Collection entries:

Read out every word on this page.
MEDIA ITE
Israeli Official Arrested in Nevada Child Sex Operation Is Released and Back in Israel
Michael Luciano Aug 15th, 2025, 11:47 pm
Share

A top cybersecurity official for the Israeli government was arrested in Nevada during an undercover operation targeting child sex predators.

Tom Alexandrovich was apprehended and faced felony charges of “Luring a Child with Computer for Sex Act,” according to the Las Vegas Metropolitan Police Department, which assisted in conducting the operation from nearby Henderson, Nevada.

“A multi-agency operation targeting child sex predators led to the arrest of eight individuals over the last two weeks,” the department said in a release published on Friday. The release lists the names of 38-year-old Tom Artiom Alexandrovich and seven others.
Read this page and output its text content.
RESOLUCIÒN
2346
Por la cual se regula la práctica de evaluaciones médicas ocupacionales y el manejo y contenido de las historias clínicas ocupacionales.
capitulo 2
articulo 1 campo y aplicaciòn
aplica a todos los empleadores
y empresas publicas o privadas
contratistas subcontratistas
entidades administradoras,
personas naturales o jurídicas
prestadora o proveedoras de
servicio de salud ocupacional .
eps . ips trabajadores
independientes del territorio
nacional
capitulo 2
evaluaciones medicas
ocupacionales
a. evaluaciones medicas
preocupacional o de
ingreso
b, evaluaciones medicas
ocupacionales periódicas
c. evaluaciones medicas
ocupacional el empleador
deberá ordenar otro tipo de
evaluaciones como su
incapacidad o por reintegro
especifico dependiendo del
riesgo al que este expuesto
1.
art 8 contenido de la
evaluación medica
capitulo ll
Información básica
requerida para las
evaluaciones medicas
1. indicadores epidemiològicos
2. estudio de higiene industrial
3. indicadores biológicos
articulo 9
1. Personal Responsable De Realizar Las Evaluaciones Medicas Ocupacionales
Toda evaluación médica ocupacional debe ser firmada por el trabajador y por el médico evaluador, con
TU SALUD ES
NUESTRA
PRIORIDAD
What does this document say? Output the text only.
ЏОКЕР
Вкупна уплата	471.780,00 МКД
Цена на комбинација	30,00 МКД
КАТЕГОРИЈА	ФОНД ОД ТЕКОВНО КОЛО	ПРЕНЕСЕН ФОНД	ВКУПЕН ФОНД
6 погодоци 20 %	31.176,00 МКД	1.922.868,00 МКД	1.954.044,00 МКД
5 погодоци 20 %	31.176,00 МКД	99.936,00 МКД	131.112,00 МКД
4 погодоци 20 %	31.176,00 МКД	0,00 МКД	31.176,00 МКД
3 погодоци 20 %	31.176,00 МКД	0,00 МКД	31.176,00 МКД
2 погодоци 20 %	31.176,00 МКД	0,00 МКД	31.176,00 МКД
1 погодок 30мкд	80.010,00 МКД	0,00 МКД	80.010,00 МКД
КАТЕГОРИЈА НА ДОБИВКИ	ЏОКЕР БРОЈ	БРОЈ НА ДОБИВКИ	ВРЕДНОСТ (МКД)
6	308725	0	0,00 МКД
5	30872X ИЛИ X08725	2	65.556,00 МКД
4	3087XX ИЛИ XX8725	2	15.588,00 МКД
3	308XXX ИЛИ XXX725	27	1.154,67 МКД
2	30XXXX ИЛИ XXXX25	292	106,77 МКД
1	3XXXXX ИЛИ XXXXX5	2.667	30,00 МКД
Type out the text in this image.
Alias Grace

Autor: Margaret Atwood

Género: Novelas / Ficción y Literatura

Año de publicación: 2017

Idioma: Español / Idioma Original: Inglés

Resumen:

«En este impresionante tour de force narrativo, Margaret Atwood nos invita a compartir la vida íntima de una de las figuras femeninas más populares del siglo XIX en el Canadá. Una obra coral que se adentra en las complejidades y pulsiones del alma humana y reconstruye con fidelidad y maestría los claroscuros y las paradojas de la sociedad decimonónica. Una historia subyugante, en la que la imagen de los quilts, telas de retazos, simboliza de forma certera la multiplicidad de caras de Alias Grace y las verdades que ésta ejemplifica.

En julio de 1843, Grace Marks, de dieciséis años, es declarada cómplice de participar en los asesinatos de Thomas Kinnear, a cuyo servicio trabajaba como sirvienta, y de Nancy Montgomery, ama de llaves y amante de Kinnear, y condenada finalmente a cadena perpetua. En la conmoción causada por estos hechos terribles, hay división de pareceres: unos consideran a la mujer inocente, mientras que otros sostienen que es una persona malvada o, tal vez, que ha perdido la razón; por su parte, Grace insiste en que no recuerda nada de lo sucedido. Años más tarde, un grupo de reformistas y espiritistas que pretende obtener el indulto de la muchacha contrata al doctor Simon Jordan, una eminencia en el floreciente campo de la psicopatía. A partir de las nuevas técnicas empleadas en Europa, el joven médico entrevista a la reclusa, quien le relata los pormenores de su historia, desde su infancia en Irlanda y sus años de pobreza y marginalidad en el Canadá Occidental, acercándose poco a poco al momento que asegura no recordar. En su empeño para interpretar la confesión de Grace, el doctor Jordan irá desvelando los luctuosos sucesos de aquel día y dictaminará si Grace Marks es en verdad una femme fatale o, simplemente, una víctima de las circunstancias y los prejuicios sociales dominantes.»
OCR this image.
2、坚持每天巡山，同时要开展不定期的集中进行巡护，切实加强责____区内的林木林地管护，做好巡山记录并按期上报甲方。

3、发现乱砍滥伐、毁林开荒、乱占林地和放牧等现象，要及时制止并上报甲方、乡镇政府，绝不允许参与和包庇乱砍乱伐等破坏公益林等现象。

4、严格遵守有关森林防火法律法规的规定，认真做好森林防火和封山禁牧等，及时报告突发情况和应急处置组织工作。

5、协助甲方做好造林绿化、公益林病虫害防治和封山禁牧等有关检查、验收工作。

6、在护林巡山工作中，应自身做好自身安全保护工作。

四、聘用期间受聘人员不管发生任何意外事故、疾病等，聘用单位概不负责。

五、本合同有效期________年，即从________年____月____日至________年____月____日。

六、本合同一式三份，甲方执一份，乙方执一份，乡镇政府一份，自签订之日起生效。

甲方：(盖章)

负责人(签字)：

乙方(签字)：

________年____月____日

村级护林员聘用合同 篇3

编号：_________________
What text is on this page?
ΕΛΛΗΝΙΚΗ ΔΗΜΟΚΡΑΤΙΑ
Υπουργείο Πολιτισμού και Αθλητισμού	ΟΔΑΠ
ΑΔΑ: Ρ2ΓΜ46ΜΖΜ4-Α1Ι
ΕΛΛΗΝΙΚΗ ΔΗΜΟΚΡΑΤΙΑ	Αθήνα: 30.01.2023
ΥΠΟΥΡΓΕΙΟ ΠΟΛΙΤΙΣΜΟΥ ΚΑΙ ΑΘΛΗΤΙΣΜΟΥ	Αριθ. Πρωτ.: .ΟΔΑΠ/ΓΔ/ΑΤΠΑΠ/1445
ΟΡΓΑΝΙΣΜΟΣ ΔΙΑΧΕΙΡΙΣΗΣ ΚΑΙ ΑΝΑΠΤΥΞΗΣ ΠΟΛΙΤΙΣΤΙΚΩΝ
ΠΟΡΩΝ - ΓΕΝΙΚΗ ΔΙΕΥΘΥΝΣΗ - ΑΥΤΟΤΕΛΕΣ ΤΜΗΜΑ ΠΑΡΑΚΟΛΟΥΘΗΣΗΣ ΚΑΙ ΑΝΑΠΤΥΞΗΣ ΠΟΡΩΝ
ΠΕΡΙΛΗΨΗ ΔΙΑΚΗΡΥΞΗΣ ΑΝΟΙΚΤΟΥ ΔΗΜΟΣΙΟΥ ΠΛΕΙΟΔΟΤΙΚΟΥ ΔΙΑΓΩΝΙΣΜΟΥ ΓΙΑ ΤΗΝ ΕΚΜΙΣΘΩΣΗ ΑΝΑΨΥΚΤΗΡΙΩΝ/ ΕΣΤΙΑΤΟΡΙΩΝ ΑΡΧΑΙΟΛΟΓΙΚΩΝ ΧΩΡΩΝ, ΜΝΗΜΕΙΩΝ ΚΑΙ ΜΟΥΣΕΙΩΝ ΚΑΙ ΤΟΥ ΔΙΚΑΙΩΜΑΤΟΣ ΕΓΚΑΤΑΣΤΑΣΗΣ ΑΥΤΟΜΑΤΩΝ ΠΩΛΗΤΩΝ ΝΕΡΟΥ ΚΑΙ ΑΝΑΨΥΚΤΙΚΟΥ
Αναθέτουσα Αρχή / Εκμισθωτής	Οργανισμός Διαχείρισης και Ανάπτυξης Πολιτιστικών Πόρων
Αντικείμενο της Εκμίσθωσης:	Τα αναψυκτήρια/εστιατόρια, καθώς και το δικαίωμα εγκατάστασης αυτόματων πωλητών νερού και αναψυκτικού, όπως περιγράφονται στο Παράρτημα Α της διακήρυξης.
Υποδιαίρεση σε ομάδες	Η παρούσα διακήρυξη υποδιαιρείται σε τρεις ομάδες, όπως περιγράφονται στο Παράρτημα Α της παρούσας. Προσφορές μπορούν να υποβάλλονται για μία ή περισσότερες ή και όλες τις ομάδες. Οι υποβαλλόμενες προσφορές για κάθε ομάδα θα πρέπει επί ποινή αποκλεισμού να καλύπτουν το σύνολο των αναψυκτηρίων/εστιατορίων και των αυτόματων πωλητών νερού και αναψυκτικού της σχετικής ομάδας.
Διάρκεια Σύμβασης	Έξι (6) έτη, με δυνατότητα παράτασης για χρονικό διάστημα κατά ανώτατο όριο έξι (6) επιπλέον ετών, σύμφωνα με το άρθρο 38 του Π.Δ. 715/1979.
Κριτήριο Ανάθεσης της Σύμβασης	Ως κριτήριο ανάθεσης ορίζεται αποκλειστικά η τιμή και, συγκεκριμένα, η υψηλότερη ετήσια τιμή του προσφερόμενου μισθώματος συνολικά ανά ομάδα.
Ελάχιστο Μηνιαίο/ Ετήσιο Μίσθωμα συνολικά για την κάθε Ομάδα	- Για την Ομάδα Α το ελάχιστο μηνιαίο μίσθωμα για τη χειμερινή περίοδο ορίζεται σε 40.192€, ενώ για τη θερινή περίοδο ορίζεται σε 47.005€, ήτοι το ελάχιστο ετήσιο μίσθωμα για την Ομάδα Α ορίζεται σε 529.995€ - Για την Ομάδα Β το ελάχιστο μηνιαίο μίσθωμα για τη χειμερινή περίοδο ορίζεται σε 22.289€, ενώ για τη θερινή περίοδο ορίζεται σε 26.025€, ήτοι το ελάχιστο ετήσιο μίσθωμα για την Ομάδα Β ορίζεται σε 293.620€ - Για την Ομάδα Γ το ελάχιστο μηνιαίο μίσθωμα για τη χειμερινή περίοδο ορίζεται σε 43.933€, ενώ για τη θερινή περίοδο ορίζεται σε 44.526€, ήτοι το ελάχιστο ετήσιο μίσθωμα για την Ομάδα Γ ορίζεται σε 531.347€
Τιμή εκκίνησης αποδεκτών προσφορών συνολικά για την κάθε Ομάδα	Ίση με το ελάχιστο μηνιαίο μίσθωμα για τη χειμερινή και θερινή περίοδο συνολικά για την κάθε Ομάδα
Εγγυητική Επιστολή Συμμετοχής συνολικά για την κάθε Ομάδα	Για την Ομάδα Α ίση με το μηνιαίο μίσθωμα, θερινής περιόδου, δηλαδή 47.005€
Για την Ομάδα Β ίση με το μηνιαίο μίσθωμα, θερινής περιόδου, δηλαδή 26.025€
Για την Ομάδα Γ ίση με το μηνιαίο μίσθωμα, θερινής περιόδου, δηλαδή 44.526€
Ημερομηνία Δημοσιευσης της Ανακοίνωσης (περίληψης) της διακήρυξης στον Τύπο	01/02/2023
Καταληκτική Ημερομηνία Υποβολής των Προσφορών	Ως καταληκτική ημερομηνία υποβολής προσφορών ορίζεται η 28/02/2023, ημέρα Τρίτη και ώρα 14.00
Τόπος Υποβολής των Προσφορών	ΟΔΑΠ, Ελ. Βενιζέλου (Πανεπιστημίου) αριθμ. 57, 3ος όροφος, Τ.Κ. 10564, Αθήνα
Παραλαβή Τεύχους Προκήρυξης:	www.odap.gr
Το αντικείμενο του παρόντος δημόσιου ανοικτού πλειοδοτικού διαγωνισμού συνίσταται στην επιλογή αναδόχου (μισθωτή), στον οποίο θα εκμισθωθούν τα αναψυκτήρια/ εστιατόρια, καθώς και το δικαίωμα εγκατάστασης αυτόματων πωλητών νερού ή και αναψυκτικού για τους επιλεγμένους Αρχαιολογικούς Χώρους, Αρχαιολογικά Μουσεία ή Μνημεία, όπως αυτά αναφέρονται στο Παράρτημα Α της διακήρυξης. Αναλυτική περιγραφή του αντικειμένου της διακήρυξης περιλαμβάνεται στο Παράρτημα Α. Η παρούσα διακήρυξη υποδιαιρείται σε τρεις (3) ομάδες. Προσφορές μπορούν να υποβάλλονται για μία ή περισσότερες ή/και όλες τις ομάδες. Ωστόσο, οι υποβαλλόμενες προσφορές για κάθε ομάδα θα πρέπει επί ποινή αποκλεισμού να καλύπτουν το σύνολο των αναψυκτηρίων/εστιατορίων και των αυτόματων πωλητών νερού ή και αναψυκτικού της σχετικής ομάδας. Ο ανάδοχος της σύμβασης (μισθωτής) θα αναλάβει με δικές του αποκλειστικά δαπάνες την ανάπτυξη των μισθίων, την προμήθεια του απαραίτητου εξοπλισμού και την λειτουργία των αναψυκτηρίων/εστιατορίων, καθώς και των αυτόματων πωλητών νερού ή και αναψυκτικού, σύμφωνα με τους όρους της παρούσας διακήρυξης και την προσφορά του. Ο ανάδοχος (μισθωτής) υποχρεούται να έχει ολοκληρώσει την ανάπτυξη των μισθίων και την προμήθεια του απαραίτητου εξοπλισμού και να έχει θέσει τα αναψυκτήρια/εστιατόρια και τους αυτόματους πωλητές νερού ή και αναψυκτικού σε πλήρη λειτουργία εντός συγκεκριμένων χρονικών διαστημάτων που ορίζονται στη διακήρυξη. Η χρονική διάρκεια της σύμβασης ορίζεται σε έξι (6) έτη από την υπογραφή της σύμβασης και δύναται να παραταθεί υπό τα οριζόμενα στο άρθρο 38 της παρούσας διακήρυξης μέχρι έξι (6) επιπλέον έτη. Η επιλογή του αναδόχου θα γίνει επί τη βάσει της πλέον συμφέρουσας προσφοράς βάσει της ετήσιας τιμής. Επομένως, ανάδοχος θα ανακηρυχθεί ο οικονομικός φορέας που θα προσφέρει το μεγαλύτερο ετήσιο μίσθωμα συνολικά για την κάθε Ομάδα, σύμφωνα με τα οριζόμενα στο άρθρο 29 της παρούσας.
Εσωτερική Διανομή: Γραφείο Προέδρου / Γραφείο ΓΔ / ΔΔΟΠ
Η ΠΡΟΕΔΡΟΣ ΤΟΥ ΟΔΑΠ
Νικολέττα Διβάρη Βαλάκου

# [Exercise]
Locate each line with the word "contenido" and copy it.

# [Complete response]
Por la cual se regula la práctica de evaluaciones médicas ocupacionales y el manejo y contenido de las historias clínicas ocupacionales.
art 8 contenido de la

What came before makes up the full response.